__Reading passage__
3. Using the TTS Server Engines This chapter explains how to run AT&T Natural Voices TTS engine, explains how to set up the client and server, and describes the sample applications that are included with the product. The AT&T Natural Voices supports a client/server architecture where the client and server may run on the same or different computers. First, we’ll explain how to start the server, then we’ll describe the different client applications that are included with the product.

3.1. Server Command Line Arguments The AT&T Natural Voices TTS Server may be started on the command line using arguments to specify the maximum number of ports, the voice, and the port number to listen for requests. Synopsis: TTSServer -r rootFilePath -c connectionPort [-x voiceName] [-y snmpPort] [-vV?][-v0] [-v1] [-v2] [-v3] [-d AudioFile] [-m maxClients] [-l logFilePath] Options: Option

Argument

Action

-r

Path of configuration data (required)

File path of the TTS data files. Typically the data subdirectory where you installed the package.

-c

Connection port (required)

Identifies the port on which TTSServer will be listening for client connections. Note that the client application must be configured to use this same port.

-x

Default voice selection: - crystal - mike - etc…

Specify the default voice: You may specify only one voice as the default. You may specify any voice that you have installed on the server.

__Collected data__
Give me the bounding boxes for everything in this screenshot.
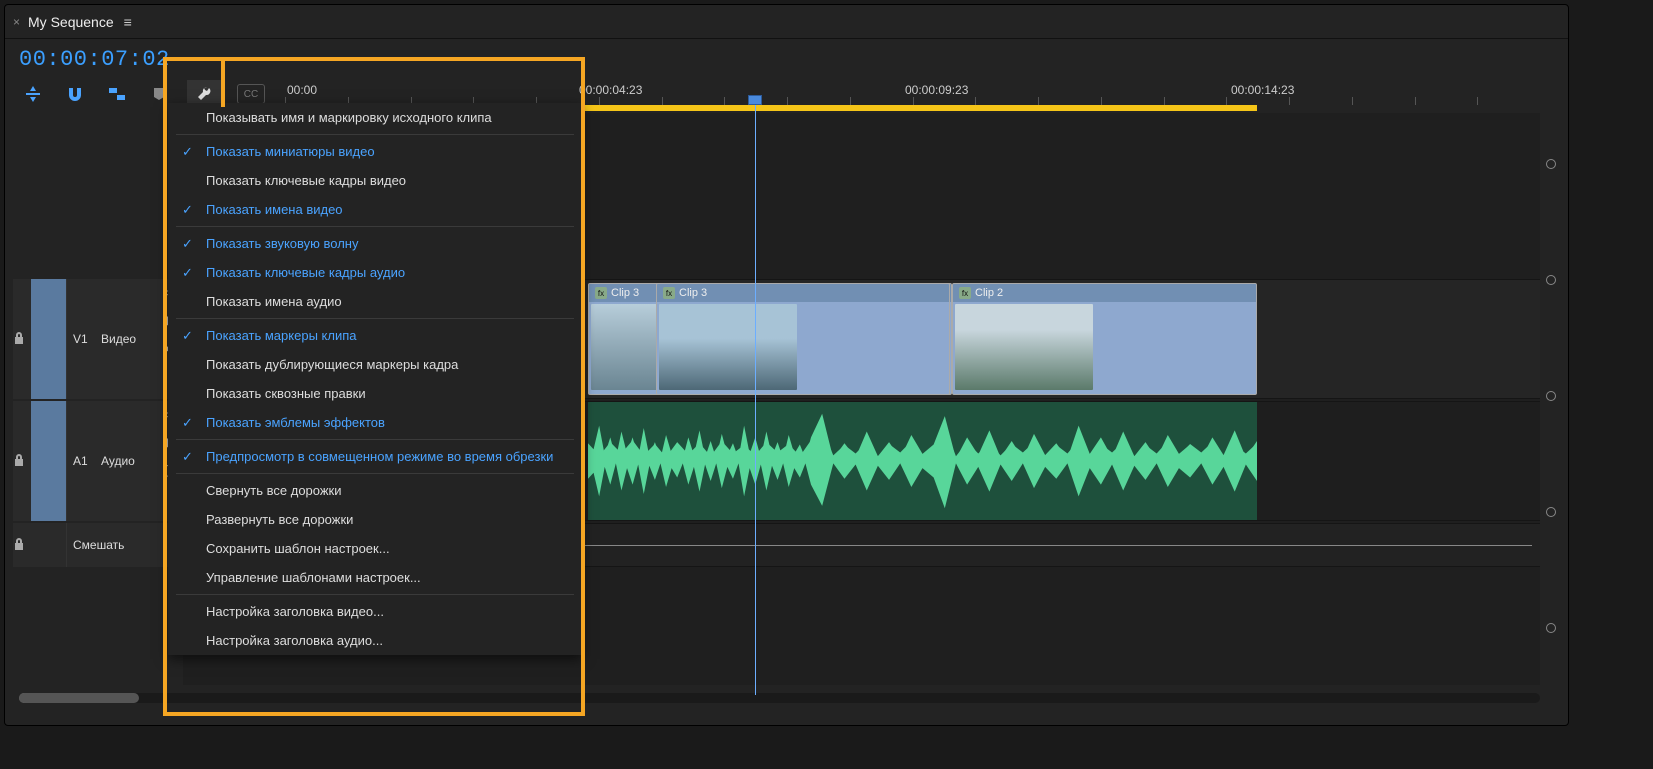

__Task requirements__
[1] From the TTS server passage, retype the part starting with "File path of" and going on through "on the server.".
[2] Decide whether each statement agrees with the TTS server passage. Answer yes or no and quote the words that decide it.
(a) The client and server have to run on the same computer.
(b) The -c option is required.
(c) More than one voice can be set as the default.
[3] According to the TTS server passage, which port must the client application be configured to use?

__Task-by-task outputs__
[1]
File path of the TTS data files. Typically the data subdirectory where you installed the package.

-c

Connection port (required)

Identifies the port on which TTSServer will be listening for client connections. Note that the client application must be configured to use this same port.

-x

Default voice selection: - crystal - mike - etc…

Specify the default voice: You may specify only one voice as the default. You may specify any voice that you have installed on the server.

[2]
(a) No: "the client and server may run on the same or different computers."
(b) Yes: "Connection port (required)."
(c) No: "You may specify only one voice as the default."

[3] The same port on which TTSServer listens for client connections.